## Short task
Starting with the line that has "Serialize everything readable" in it, repeat every line through the last one, word for word, and give nothing more.

## Records shown
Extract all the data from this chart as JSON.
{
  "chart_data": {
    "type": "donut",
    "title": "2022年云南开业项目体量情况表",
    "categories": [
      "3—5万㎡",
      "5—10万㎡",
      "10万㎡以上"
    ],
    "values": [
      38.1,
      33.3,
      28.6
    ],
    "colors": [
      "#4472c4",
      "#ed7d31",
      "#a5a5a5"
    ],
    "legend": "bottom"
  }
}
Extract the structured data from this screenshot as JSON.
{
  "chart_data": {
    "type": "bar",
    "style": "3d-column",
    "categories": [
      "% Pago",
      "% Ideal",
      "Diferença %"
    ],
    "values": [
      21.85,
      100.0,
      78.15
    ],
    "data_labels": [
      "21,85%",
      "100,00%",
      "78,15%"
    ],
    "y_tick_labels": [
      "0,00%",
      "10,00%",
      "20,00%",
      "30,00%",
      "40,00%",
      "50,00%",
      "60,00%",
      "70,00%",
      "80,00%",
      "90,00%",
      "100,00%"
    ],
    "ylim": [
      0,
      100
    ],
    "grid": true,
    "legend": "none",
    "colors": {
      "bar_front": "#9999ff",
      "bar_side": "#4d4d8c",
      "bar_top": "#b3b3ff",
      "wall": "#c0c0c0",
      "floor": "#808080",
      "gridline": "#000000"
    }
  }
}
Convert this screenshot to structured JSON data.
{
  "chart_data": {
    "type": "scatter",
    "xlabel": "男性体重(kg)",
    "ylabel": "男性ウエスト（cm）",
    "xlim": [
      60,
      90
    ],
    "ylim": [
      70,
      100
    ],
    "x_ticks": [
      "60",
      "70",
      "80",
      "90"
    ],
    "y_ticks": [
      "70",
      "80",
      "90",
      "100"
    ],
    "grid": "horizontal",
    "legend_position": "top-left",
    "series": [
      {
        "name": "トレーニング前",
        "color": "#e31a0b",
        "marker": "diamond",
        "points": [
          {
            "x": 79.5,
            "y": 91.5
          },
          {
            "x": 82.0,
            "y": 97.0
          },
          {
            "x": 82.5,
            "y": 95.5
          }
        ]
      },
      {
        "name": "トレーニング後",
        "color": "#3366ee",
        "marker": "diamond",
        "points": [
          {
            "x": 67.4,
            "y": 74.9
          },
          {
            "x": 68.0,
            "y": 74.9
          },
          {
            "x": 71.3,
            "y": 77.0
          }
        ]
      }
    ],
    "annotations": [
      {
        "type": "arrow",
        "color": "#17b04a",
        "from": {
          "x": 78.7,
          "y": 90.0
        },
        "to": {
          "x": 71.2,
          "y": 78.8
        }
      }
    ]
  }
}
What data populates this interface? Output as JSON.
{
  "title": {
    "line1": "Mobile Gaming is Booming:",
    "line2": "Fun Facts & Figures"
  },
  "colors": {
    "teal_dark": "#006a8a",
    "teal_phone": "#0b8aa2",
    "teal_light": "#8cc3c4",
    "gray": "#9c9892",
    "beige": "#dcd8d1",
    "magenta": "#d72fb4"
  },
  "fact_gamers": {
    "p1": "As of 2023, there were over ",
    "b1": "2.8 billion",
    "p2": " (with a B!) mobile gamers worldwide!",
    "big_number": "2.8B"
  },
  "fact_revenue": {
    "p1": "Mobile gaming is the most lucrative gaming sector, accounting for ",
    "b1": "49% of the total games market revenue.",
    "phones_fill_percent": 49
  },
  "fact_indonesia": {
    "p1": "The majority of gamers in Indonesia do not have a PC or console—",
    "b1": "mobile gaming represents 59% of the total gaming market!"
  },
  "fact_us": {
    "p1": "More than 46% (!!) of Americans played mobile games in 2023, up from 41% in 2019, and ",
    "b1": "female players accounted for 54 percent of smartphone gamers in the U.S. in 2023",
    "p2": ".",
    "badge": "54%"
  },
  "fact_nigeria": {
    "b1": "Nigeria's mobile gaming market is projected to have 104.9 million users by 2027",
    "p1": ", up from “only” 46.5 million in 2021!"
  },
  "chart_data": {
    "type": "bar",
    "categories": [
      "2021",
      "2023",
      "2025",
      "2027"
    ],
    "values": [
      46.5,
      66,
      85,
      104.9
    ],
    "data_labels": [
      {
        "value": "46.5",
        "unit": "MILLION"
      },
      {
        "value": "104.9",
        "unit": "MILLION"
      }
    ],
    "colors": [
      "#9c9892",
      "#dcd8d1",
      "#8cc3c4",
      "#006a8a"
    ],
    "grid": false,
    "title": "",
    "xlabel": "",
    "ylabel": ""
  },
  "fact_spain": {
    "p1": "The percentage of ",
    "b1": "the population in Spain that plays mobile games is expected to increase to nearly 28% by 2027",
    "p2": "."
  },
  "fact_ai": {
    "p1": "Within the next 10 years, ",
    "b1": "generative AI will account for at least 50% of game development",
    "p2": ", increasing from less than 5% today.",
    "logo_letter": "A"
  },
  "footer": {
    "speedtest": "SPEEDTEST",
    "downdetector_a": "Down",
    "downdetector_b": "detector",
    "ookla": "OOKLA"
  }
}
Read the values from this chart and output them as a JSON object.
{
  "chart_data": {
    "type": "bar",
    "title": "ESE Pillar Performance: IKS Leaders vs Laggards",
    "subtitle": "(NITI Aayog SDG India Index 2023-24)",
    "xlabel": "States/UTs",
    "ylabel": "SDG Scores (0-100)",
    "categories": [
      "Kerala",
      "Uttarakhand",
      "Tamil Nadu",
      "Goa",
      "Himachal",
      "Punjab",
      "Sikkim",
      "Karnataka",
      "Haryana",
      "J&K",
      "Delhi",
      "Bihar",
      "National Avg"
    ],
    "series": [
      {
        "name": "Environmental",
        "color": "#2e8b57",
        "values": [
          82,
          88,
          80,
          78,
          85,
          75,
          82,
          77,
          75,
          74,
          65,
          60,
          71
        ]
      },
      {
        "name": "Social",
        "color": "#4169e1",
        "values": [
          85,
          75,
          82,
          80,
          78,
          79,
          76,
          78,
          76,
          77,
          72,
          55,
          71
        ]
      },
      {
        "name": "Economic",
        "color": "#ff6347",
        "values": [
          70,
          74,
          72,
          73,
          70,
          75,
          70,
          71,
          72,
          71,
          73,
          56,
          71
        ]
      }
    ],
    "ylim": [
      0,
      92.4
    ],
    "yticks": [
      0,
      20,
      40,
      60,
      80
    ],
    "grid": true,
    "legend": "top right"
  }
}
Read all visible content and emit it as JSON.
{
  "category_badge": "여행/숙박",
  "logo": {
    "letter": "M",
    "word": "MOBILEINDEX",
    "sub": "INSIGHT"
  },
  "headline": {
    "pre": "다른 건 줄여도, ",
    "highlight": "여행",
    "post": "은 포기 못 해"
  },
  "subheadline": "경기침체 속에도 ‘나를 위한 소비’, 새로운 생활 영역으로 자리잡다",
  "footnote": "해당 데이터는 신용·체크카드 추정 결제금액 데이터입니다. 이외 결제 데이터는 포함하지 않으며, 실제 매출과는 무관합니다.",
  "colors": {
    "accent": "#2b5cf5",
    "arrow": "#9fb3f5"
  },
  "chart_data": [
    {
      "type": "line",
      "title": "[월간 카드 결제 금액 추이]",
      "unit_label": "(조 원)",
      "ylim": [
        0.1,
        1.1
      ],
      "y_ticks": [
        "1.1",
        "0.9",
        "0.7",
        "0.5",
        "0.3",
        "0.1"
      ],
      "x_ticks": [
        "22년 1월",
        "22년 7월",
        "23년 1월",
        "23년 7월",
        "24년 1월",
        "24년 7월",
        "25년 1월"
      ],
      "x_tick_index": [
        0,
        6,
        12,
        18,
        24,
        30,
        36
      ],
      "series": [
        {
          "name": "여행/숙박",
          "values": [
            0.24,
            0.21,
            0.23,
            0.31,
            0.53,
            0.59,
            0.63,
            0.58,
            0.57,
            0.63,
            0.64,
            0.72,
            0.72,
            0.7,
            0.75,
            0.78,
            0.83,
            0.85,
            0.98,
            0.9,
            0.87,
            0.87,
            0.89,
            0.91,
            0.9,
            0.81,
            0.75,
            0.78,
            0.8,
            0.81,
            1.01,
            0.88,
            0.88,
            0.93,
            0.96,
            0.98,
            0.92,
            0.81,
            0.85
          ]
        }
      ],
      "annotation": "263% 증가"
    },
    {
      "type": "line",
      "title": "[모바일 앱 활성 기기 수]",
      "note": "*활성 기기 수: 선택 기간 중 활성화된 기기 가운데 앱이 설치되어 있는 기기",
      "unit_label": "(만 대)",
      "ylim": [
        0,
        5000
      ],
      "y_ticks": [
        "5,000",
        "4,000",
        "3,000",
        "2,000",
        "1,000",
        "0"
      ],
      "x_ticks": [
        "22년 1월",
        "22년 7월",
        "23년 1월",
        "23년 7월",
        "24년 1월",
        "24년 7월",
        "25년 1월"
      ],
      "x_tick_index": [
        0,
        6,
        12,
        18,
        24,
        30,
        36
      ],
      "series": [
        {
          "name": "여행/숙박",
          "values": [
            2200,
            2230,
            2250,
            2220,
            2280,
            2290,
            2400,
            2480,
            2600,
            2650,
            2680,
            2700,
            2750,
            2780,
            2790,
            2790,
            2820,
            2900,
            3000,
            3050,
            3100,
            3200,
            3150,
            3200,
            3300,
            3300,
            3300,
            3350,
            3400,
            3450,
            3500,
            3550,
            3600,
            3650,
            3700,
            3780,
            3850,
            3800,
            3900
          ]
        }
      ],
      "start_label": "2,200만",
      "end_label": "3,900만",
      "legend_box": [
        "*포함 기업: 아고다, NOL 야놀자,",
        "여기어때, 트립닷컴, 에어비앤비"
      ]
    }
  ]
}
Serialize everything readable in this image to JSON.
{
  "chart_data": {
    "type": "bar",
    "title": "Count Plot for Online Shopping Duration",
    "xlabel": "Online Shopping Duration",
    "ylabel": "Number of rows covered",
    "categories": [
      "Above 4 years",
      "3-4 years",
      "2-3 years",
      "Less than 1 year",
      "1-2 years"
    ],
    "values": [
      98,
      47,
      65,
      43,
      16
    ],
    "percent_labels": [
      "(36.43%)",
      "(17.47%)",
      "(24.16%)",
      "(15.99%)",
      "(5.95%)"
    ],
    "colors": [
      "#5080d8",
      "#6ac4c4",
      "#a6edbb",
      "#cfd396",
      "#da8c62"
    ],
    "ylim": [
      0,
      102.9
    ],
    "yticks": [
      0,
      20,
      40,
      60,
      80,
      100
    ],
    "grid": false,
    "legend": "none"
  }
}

## Task response
Serialize everything readable in this image to JSON.
{
  "chart_data": {
    "type": "bar",
    "title": "Count Plot for Online Shopping Duration",
    "xlabel": "Online Shopping Duration",
    "ylabel": "Number of rows covered",
    "categories": [
      "Above 4 years",
      "3-4 years",
      "2-3 years",
      "Less than 1 year",
      "1-2 years"
    ],
    "values": [
      98,
      47,
      65,
      43,
      16
    ],
    "percent_labels": [
      "(36.43%)",
      "(17.47%)",
      "(24.16%)",
      "(15.99%)",
      "(5.95%)"
    ],
    "colors": [
      "#5080d8",
      "#6ac4c4",
      "#a6edbb",
      "#cfd396",
      "#da8c62"
    ],
    "ylim": [
      0,
      102.9
    ],
    "yticks": [
      0,
      20,
      40,
      60,
      80,
      100
    ],
    "grid": false,
    "legend": "none"
  }
}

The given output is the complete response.